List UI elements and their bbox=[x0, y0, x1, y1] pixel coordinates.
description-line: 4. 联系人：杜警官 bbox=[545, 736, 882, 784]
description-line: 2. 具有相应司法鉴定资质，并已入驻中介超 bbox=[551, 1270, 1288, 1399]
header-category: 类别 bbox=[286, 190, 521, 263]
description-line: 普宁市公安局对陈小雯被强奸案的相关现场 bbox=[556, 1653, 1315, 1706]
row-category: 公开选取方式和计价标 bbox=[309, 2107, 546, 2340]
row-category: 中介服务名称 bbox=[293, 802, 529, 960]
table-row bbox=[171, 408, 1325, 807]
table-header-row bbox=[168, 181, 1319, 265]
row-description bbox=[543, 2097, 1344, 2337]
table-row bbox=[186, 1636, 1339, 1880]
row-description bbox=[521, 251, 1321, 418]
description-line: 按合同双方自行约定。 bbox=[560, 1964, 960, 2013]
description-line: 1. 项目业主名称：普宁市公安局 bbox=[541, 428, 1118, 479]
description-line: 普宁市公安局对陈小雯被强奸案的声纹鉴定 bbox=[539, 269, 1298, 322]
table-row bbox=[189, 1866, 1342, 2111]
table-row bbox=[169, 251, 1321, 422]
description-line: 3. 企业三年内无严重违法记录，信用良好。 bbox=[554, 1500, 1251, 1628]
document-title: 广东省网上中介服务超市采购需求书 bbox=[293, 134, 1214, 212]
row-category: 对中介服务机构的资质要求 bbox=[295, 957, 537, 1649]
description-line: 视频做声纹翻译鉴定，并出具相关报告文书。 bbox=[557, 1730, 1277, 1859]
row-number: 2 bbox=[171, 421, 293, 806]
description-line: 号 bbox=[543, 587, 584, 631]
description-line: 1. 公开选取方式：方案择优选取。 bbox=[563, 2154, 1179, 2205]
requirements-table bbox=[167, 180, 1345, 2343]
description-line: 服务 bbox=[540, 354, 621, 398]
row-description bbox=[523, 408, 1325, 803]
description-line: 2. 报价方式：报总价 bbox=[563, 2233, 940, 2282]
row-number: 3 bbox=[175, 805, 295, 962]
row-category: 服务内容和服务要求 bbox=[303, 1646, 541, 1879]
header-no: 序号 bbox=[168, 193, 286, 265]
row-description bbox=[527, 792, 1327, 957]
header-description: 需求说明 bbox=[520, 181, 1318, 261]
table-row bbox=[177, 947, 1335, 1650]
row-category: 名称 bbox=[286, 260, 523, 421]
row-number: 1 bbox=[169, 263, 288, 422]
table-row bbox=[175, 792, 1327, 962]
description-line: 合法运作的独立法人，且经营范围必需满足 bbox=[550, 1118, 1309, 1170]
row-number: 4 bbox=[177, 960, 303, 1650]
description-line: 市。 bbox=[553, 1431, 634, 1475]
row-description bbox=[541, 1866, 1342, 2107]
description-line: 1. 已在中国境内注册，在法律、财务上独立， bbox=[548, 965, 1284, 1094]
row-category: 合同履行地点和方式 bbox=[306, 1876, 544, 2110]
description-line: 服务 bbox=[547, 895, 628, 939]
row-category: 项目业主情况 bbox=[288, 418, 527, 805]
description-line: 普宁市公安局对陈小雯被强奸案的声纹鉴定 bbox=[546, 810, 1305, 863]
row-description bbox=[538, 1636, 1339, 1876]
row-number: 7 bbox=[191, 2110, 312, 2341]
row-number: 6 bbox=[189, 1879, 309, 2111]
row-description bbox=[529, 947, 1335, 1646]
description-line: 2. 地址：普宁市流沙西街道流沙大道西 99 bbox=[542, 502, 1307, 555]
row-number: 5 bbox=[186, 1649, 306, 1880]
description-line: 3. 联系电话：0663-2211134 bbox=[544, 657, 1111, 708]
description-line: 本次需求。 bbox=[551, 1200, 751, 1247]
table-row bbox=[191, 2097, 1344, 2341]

::::::::

Exercise task - Please print every line of the entries above again, unchanged.

Written response -
List UI elements and their bbox=[x0, y0, x1, y1] pixel coordinates.
description-line: 4. 联系人：杜警官 bbox=[545, 736, 882, 784]
description-line: 2. 具有相应司法鉴定资质，并已入驻中介超 bbox=[551, 1270, 1288, 1399]
header-category: 类别 bbox=[286, 190, 521, 263]
description-line: 普宁市公安局对陈小雯被强奸案的相关现场 bbox=[556, 1653, 1315, 1706]
row-category: 公开选取方式和计价标 bbox=[309, 2107, 546, 2340]
row-category: 中介服务名称 bbox=[293, 802, 529, 960]
table-row bbox=[171, 408, 1325, 807]
table-header-row bbox=[168, 181, 1319, 265]
row-description bbox=[543, 2097, 1344, 2337]
table-row bbox=[186, 1636, 1339, 1880]
row-description bbox=[521, 251, 1321, 418]
description-line: 按合同双方自行约定。 bbox=[560, 1964, 960, 2013]
description-line: 1. 项目业主名称：普宁市公安局 bbox=[541, 428, 1118, 479]
description-line: 普宁市公安局对陈小雯被强奸案的声纹鉴定 bbox=[539, 269, 1298, 322]
table-row bbox=[189, 1866, 1342, 2111]
table-row bbox=[169, 251, 1321, 422]
description-line: 3. 企业三年内无严重违法记录，信用良好。 bbox=[554, 1500, 1251, 1628]
document-title: 广东省网上中介服务超市采购需求书 bbox=[293, 134, 1214, 212]
row-category: 对中介服务机构的资质要求 bbox=[295, 957, 537, 1649]
description-line: 视频做声纹翻译鉴定，并出具相关报告文书。 bbox=[557, 1730, 1277, 1859]
row-number: 2 bbox=[171, 421, 293, 806]
description-line: 号 bbox=[543, 587, 584, 631]
description-line: 1. 公开选取方式：方案择优选取。 bbox=[563, 2154, 1179, 2205]
requirements-table bbox=[167, 180, 1345, 2343]
description-line: 服务 bbox=[540, 354, 621, 398]
row-description bbox=[523, 408, 1325, 803]
description-line: 2. 报价方式：报总价 bbox=[563, 2233, 940, 2282]
row-number: 3 bbox=[175, 805, 295, 962]
row-category: 服务内容和服务要求 bbox=[303, 1646, 541, 1879]
header-no: 序号 bbox=[168, 193, 286, 265]
row-description bbox=[527, 792, 1327, 957]
header-description: 需求说明 bbox=[520, 181, 1318, 261]
table-row bbox=[177, 947, 1335, 1650]
row-category: 名称 bbox=[286, 260, 523, 421]
row-number: 1 bbox=[169, 263, 288, 422]
table-row bbox=[175, 792, 1327, 962]
description-line: 合法运作的独立法人，且经营范围必需满足 bbox=[550, 1118, 1309, 1170]
row-number: 4 bbox=[177, 960, 303, 1650]
description-line: 市。 bbox=[553, 1431, 634, 1475]
row-description bbox=[541, 1866, 1342, 2107]
description-line: 1. 已在中国境内注册，在法律、财务上独立， bbox=[548, 965, 1284, 1094]
row-category: 合同履行地点和方式 bbox=[306, 1876, 544, 2110]
description-line: 服务 bbox=[547, 895, 628, 939]
row-category: 项目业主情况 bbox=[288, 418, 527, 805]
description-line: 普宁市公安局对陈小雯被强奸案的声纹鉴定 bbox=[546, 810, 1305, 863]
row-description bbox=[538, 1636, 1339, 1876]
row-number: 7 bbox=[191, 2110, 312, 2341]
row-number: 6 bbox=[189, 1879, 309, 2111]
row-description bbox=[529, 947, 1335, 1646]
description-line: 2. 地址：普宁市流沙西街道流沙大道西 99 bbox=[542, 502, 1307, 555]
row-number: 5 bbox=[186, 1649, 306, 1880]
description-line: 3. 联系电话：0663-2211134 bbox=[544, 657, 1111, 708]
description-line: 本次需求。 bbox=[551, 1200, 751, 1247]
table-row bbox=[191, 2097, 1344, 2341]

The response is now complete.